## INSTRUCTIONS FOR THE TASK
Copy out the material below in full, but not its images.

## Start

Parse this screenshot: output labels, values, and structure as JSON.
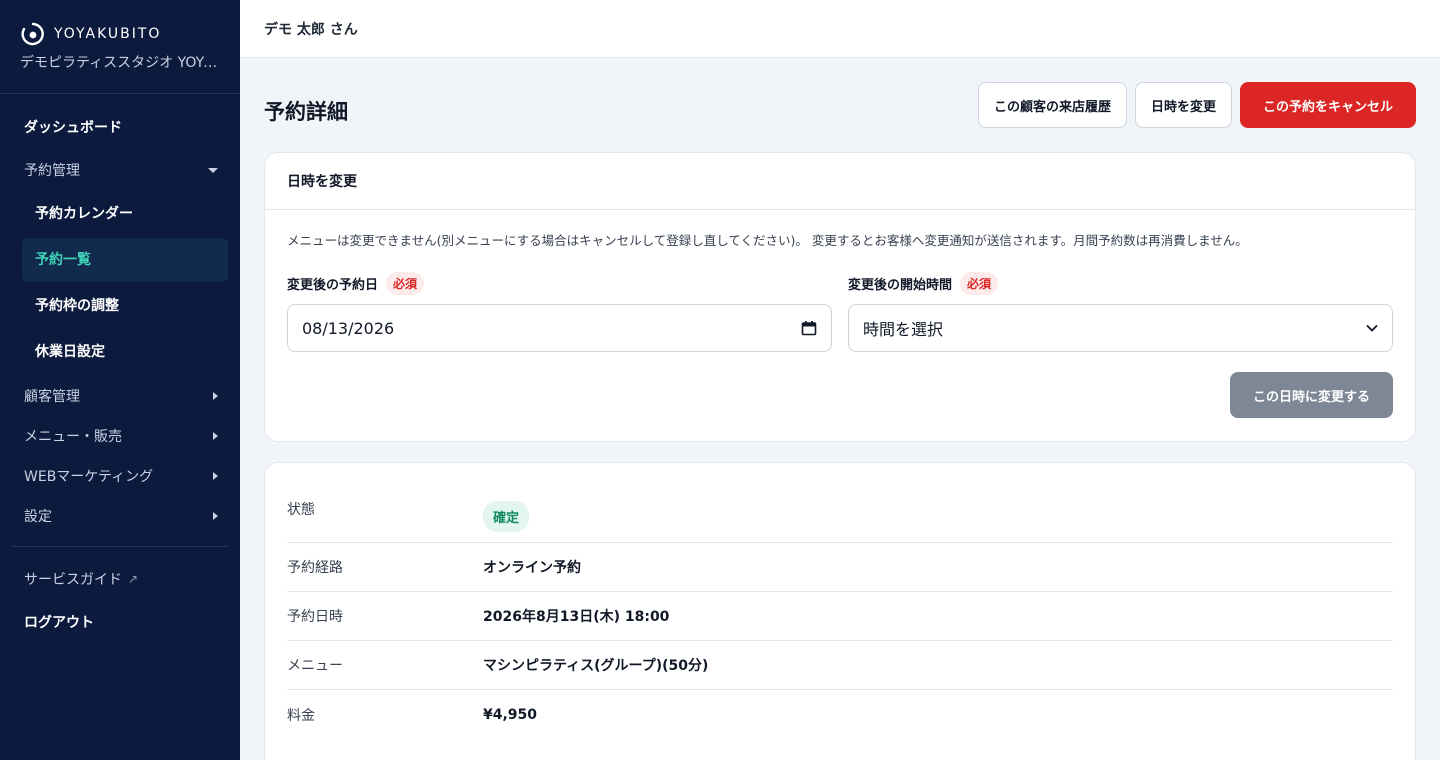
{
  "sidebar": {
    "brand_name": "YOYAKUBITO",
    "studio_name": "デモピラティススタジオ YOYAKUBITO",
    "dashboard": "ダッシュボード",
    "reservation_group": "予約管理",
    "reservation_items": [
      "予約カレンダー",
      "予約一覧",
      "予約枠の調整",
      "休業日設定"
    ],
    "groups": [
      "顧客管理",
      "メニュー・販売",
      "WEBマーケティング",
      "設定"
    ],
    "service_guide": "サービスガイド",
    "logout": "ログアウト"
  },
  "topbar": {
    "user": "デモ 太郎 さん"
  },
  "page": {
    "title": "予約詳細",
    "actions": {
      "history": "この顧客の来店履歴",
      "reschedule": "日時を変更",
      "cancel": "この予約をキャンセル"
    }
  },
  "change_form": {
    "title": "日時を変更",
    "notice": "メニューは変更できません(別メニューにする場合はキャンセルして登録し直してください)。 変更するとお客様へ変更通知が送信されます。月間予約数は再消費しません。",
    "date_label": "変更後の予約日",
    "time_label": "変更後の開始時間",
    "required": "必須",
    "date_value": "08/13/2026",
    "time_value": "時間を選択",
    "submit": "この日時に変更する"
  },
  "details": {
    "status_label": "状態",
    "status_value": "確定",
    "rows": [
      {
        "key": "予約経路",
        "value": "オンライン予約"
      },
      {
        "key": "予約日時",
        "value": "2026年8月13日(木) 18:00"
      },
      {
        "key": "メニュー",
        "value": "マシンピラティス(グループ)(50分)"
      },
      {
        "key": "料金",
        "value": "¥4,950"
      }
    ]
  },
  "colors": {
    "sidebar_bg": "#0c1a3d",
    "active_text": "#3fd2b6",
    "danger": "#dc2626",
    "success": "#0f8a5f"
  }
}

## End

## FINAL RESULT
Parse this screenshot: output labels, values, and structure as JSON.
{
  "sidebar": {
    "brand_name": "YOYAKUBITO",
    "studio_name": "デモピラティススタジオ YOYAKUBITO",
    "dashboard": "ダッシュボード",
    "reservation_group": "予約管理",
    "reservation_items": [
      "予約カレンダー",
      "予約一覧",
      "予約枠の調整",
      "休業日設定"
    ],
    "groups": [
      "顧客管理",
      "メニュー・販売",
      "WEBマーケティング",
      "設定"
    ],
    "service_guide": "サービスガイド",
    "logout": "ログアウト"
  },
  "topbar": {
    "user": "デモ 太郎 さん"
  },
  "page": {
    "title": "予約詳細",
    "actions": {
      "history": "この顧客の来店履歴",
      "reschedule": "日時を変更",
      "cancel": "この予約をキャンセル"
    }
  },
  "change_form": {
    "title": "日時を変更",
    "notice": "メニューは変更できません(別メニューにする場合はキャンセルして登録し直してください)。 変更するとお客様へ変更通知が送信されます。月間予約数は再消費しません。",
    "date_label": "変更後の予約日",
    "time_label": "変更後の開始時間",
    "required": "必須",
    "date_value": "08/13/2026",
    "time_value": "時間を選択",
    "submit": "この日時に変更する"
  },
  "details": {
    "status_label": "状態",
    "status_value": "確定",
    "rows": [
      {
        "key": "予約経路",
        "value": "オンライン予約"
      },
      {
        "key": "予約日時",
        "value": "2026年8月13日(木) 18:00"
      },
      {
        "key": "メニュー",
        "value": "マシンピラティス(グループ)(50分)"
      },
      {
        "key": "料金",
        "value": "¥4,950"
      }
    ]
  },
  "colors": {
    "sidebar_bg": "#0c1a3d",
    "active_text": "#3fd2b6",
    "danger": "#dc2626",
    "success": "#0f8a5f"
  }
}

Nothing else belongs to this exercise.